— START OF RAW DATA —

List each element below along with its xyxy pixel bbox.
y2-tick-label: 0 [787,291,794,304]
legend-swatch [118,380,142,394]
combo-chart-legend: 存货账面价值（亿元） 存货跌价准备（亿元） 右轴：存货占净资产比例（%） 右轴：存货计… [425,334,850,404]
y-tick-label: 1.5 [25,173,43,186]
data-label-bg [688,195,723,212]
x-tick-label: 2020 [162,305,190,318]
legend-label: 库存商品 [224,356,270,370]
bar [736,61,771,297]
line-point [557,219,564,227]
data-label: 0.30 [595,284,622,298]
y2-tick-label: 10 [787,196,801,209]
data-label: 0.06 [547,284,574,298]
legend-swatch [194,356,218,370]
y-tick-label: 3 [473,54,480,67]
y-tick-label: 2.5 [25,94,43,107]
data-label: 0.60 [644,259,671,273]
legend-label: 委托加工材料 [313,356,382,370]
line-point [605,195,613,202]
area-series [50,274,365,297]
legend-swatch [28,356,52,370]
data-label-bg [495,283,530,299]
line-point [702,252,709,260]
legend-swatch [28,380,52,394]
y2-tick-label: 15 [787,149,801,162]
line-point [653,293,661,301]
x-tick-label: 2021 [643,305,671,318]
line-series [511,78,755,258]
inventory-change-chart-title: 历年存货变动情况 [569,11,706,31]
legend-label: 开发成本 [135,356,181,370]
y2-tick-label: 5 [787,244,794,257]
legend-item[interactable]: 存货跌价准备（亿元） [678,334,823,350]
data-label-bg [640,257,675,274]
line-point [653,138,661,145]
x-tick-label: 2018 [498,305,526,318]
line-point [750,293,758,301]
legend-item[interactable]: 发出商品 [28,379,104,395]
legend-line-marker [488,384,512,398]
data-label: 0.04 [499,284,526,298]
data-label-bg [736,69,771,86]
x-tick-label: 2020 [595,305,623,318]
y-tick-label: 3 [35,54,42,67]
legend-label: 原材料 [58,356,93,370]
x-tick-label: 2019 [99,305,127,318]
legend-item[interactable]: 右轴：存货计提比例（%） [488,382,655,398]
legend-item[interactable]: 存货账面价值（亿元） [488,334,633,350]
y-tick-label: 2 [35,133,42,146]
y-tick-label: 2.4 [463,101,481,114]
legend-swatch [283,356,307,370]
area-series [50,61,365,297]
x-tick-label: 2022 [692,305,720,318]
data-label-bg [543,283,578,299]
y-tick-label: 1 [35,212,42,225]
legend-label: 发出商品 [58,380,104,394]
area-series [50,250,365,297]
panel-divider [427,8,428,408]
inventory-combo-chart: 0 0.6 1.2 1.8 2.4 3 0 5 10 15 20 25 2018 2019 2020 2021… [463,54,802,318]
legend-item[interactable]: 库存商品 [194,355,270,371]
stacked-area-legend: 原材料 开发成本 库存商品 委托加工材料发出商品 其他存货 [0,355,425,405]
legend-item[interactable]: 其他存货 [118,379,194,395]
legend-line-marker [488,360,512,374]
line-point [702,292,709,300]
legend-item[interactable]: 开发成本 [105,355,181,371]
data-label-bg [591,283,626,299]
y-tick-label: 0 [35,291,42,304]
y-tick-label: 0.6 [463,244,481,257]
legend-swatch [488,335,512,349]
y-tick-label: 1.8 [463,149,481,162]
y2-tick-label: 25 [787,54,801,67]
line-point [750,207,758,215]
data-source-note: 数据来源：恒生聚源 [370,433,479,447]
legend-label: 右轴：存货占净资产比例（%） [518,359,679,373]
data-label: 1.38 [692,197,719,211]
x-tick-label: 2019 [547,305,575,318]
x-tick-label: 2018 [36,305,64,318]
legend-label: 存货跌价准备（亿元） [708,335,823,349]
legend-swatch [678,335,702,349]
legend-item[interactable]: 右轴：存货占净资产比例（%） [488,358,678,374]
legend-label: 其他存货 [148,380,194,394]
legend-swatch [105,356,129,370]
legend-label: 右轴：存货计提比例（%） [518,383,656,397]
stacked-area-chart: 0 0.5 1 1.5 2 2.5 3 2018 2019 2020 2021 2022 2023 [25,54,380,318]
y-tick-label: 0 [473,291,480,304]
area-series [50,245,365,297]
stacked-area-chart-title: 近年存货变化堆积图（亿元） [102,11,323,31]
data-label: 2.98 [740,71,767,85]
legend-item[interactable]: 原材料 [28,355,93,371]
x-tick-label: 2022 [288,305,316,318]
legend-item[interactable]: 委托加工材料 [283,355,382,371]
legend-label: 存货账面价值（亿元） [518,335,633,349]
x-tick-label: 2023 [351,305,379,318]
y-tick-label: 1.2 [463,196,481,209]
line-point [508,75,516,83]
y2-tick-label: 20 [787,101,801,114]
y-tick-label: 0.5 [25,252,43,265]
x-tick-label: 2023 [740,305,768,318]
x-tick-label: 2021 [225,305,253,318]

— END OF RAW DATA —

* TASK GOAL *
Please echo the records above verbatim, starting at the first line and ending at the line that contains "line-point [702,292,709,300]", with both of those lines included.

* WRITTEN SOLUTION *
List each element below along with its xyxy pixel bbox.
y2-tick-label: 0 [787,291,794,304]
legend-swatch [118,380,142,394]
combo-chart-legend: 存货账面价值（亿元） 存货跌价准备（亿元） 右轴：存货占净资产比例（%） 右轴：存货计… [425,334,850,404]
y-tick-label: 1.5 [25,173,43,186]
data-label-bg [688,195,723,212]
x-tick-label: 2020 [162,305,190,318]
legend-label: 库存商品 [224,356,270,370]
bar [736,61,771,297]
line-point [557,219,564,227]
data-label: 0.30 [595,284,622,298]
y2-tick-label: 10 [787,196,801,209]
data-label: 0.06 [547,284,574,298]
legend-swatch [194,356,218,370]
y-tick-label: 3 [473,54,480,67]
y-tick-label: 2.5 [25,94,43,107]
data-label: 0.60 [644,259,671,273]
legend-label: 委托加工材料 [313,356,382,370]
line-point [605,195,613,202]
area-series [50,274,365,297]
legend-swatch [28,356,52,370]
data-label-bg [495,283,530,299]
line-point [702,252,709,260]
legend-swatch [28,380,52,394]
y2-tick-label: 15 [787,149,801,162]
line-point [653,293,661,301]
x-tick-label: 2021 [643,305,671,318]
line-series [511,78,755,258]
inventory-change-chart-title: 历年存货变动情况 [569,11,706,31]
legend-label: 开发成本 [135,356,181,370]
y2-tick-label: 5 [787,244,794,257]
legend-item[interactable]: 存货跌价准备（亿元） [678,334,823,350]
data-label-bg [640,257,675,274]
line-point [653,138,661,145]
x-tick-label: 2018 [498,305,526,318]
line-point [750,293,758,301]
legend-item[interactable]: 发出商品 [28,379,104,395]
legend-line-marker [488,384,512,398]
data-label: 0.04 [499,284,526,298]
data-label-bg [736,69,771,86]
x-tick-label: 2020 [595,305,623,318]
y-tick-label: 3 [35,54,42,67]
legend-label: 原材料 [58,356,93,370]
x-tick-label: 2019 [99,305,127,318]
legend-item[interactable]: 右轴：存货计提比例（%） [488,382,655,398]
legend-item[interactable]: 存货账面价值（亿元） [488,334,633,350]
y-tick-label: 2 [35,133,42,146]
y-tick-label: 2.4 [463,101,481,114]
legend-swatch [283,356,307,370]
area-series [50,61,365,297]
x-tick-label: 2022 [692,305,720,318]
data-label-bg [543,283,578,299]
y-tick-label: 1 [35,212,42,225]
legend-label: 发出商品 [58,380,104,394]
area-series [50,250,365,297]
panel-divider [427,8,428,408]
inventory-combo-chart: 0 0.6 1.2 1.8 2.4 3 0 5 10 15 20 25 2018 2019 2020 2021… [463,54,802,318]
legend-item[interactable]: 库存商品 [194,355,270,371]
stacked-area-legend: 原材料 开发成本 库存商品 委托加工材料发出商品 其他存货 [0,355,425,405]
legend-item[interactable]: 其他存货 [118,379,194,395]
legend-line-marker [488,360,512,374]
line-point [702,292,709,300]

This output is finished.